> [Text to read]:
# # # # # # #
Scripture as Poetry or Certainty
How Reading Forms the Soul: An Anglican View
The question before people of faith—of any faith or spiritual tradition—is not whether scripture is true, but where certainty comes from.
For many, certainty is imagined as something secured by reading a text in the right way—by fixing meaning, resolving ambiguity, and arriving at correct conclusions. But this has never been how faith, at its deepest and most enduring, has known certainty. The confidence that sustains faith does not arise from interpretive mastery. It arises from an encounter.
Scripture, read as poetry, as literature, and as something more than either, does not grant certainty by closing meaning. It opens the self toward the practices in which certainty is learned—relationship, community, sacrament, contemplation, and the slow schooling of love.
Scripture as Poetry: An Opening, Not a Closure
At its most enduring, holy scripture—from any human faith—is not primarily explanatory. It is formative. Its dominant forms—poetic verse, psalm and parable, hymn and vision, lament and blessing—do not aim to settle arguments. They aim to shape attention.
Poetry resists haste. It refuses the urgency that seeks immediate resolution. In doing so, it creates interior space—the space where conscience awakens, where responsibility takes root, where transformation becomes possible.
Across sacred traditions, this poetic function appears again and again. Psalms speak honestly from fear and trust. Parables resist closure. Sutras loosen the grip of grasping. Qur’anic verses circle truth rather than seize it. Meaning remains alive because the reader is required to remain present.
Scripture read this way does not tell us what to think so much as teach us how to attend—to the words, to one another, and to the movement of the Spirit within lived experience.
Slowness, Attention, and the Work of the Spirit
Scripture is not an inflexible legal document of judgment, unyielding viewpoint, or fixed certainty. It is a pathway—something we walk—leading us into the living mystery of God and creation.
To walk a path requires time. It resists haste. It asks for presence rather than control. Read as poetry, scripture slows the reader down and creates the conditions in which the Holy Spirit can work—not by force or clarity alone, but through patience, receptivity, and trust.
# # # # # # #
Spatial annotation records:
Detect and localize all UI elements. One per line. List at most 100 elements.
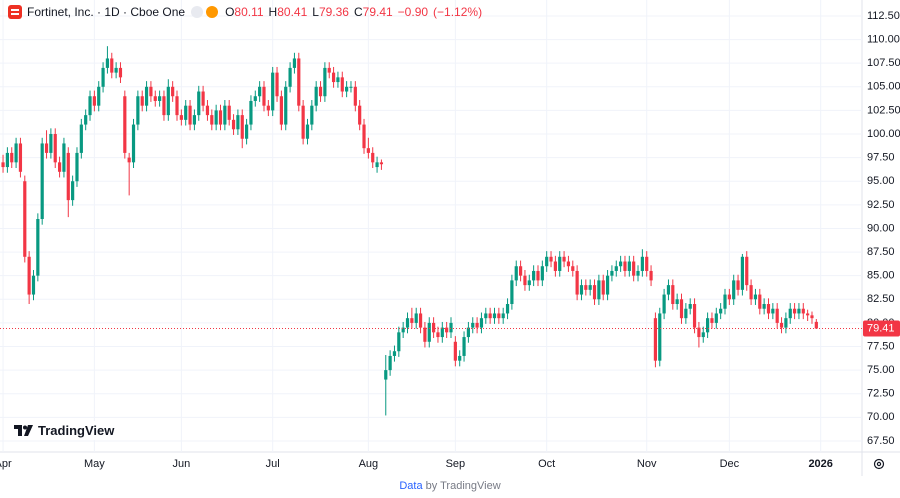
candle-body [797, 308, 801, 314]
candle-body [684, 308, 688, 319]
footer-link[interactable]: Data [399, 480, 423, 492]
x-tick-label: Jul [266, 458, 280, 470]
y-tick-label: 70.00 [867, 411, 895, 423]
candle-body [1, 162, 5, 168]
candle-body [44, 143, 49, 153]
candle-body [719, 308, 723, 314]
x-tick-label: May [84, 458, 105, 470]
candle-body [553, 261, 557, 271]
candle-body [223, 105, 227, 125]
candle-body [692, 304, 697, 328]
candle-body [392, 351, 397, 356]
candle-body [84, 115, 88, 125]
ohlc-label: O [225, 5, 235, 19]
candle-body [36, 219, 40, 276]
candle-body [671, 285, 675, 305]
candle-body [558, 256, 562, 271]
candle-body [258, 86, 262, 97]
candle-body [271, 72, 275, 111]
candle-body [701, 332, 705, 338]
candle-body [249, 100, 253, 125]
candle-body [144, 86, 149, 106]
x-tick-label: Oct [538, 458, 555, 470]
candle-body [740, 256, 744, 290]
ohlc-label: L [312, 5, 319, 19]
candle-body [358, 105, 362, 125]
change-pct: (−1.12%) [433, 5, 483, 19]
candle-body [566, 261, 571, 267]
candle-body [788, 308, 792, 319]
candle-body [745, 256, 749, 286]
candle-body [10, 152, 14, 163]
candle-body [592, 285, 597, 300]
candle-body [297, 58, 301, 106]
candle-body [5, 152, 9, 168]
candle-body [584, 285, 588, 290]
y-tick-label: 92.50 [867, 199, 895, 211]
candle-body [632, 261, 636, 276]
candle-body [305, 124, 310, 139]
symbol-logo [8, 5, 22, 19]
candle-body [523, 275, 527, 286]
candle-body [27, 256, 31, 295]
candle-body [49, 134, 53, 153]
candle-body [806, 313, 810, 316]
y-tick-label: 77.50 [867, 340, 895, 352]
candle-body [706, 318, 710, 333]
candle-body [244, 124, 249, 139]
candle-body [336, 77, 340, 83]
candle-body [662, 294, 666, 314]
price-tag-label: 79.41 [867, 322, 895, 334]
candle-body [31, 275, 36, 295]
candle-body [57, 162, 62, 172]
candle-body [736, 280, 740, 290]
candle-body [458, 355, 462, 361]
candle-body [114, 67, 118, 73]
x-tick-label: Dec [720, 458, 740, 470]
candle-body [749, 285, 753, 300]
candle-body [192, 115, 197, 125]
candle-body [131, 124, 136, 163]
candle-body [153, 96, 157, 101]
candle-body [158, 96, 162, 101]
candle-body [688, 304, 692, 309]
candle-body [666, 285, 671, 295]
candle-body [210, 115, 214, 125]
y-tick-label: 105.00 [867, 81, 900, 93]
candle-body [266, 105, 270, 111]
y-tick-label: 102.50 [867, 104, 900, 116]
candle-body [175, 96, 179, 116]
candle-body [262, 86, 266, 106]
candle-body [418, 313, 423, 328]
candle-body [184, 105, 188, 120]
candle-body [762, 304, 766, 309]
status-icons [191, 6, 219, 18]
candle-body [475, 322, 479, 328]
y-tick-label: 95.00 [867, 175, 895, 187]
candle-body [784, 318, 788, 328]
y-tick-label: 110.00 [867, 33, 900, 45]
candle-body [110, 58, 114, 73]
candle-body [288, 67, 292, 87]
candle-body [218, 110, 223, 125]
candle-body [118, 67, 123, 78]
candle-body [610, 270, 614, 276]
candle-body [231, 119, 236, 130]
settings-icon[interactable] [873, 458, 885, 470]
candle-body [505, 304, 510, 314]
ohlc-label: H [268, 5, 278, 19]
candle-body [236, 115, 240, 130]
candle-body [214, 110, 218, 125]
candle-body [810, 315, 814, 319]
y-tick-label: 112.50 [867, 10, 900, 22]
price-tag [863, 320, 900, 337]
candle-body [710, 318, 714, 323]
candle-body [471, 322, 475, 328]
candle-body [549, 256, 553, 262]
y-tick-label: 72.50 [867, 388, 895, 400]
watermark[interactable]: TradingView [10, 421, 119, 440]
candle-body [62, 143, 66, 172]
candle-body [253, 96, 257, 101]
candle-body [353, 86, 357, 106]
candle-body [445, 327, 449, 333]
# # # # # # #
> [Tasks]:
A: Summarize the essay on scripture as poetry in two sentences.
B: Edit the essay on scripture as poetry, starting at "Slowness, Attention, and" and ending at "receptivity, and trust.", and replace "pathway" with "trail".

> [Solutions by task]:
A: The essay on scripture as poetry holds that the certainty sustaining faith comes from an encounter rather than from interpretive mastery. Scripture read as poetry shapes attention instead of settling arguments, and it opens the self toward relationship, community, sacrament, contemplation, and love, slowing the reader so that the Holy Spirit can work through patience, receptivity, and trust.

B:
Slowness, Attention, and the Work of the Spirit
Scripture is not an inflexible legal document of judgment, unyielding viewpoint, or fixed certainty. It is a trail—something we walk—leading us into the living mystery of God and creation.
To walk a path requires time. It resists haste. It asks for presence rather than control. Read as poetry, scripture slows the reader down and creates the conditions in which the Holy Spirit can work—not by force or clarity alone, but through patience, receptivity, and trust.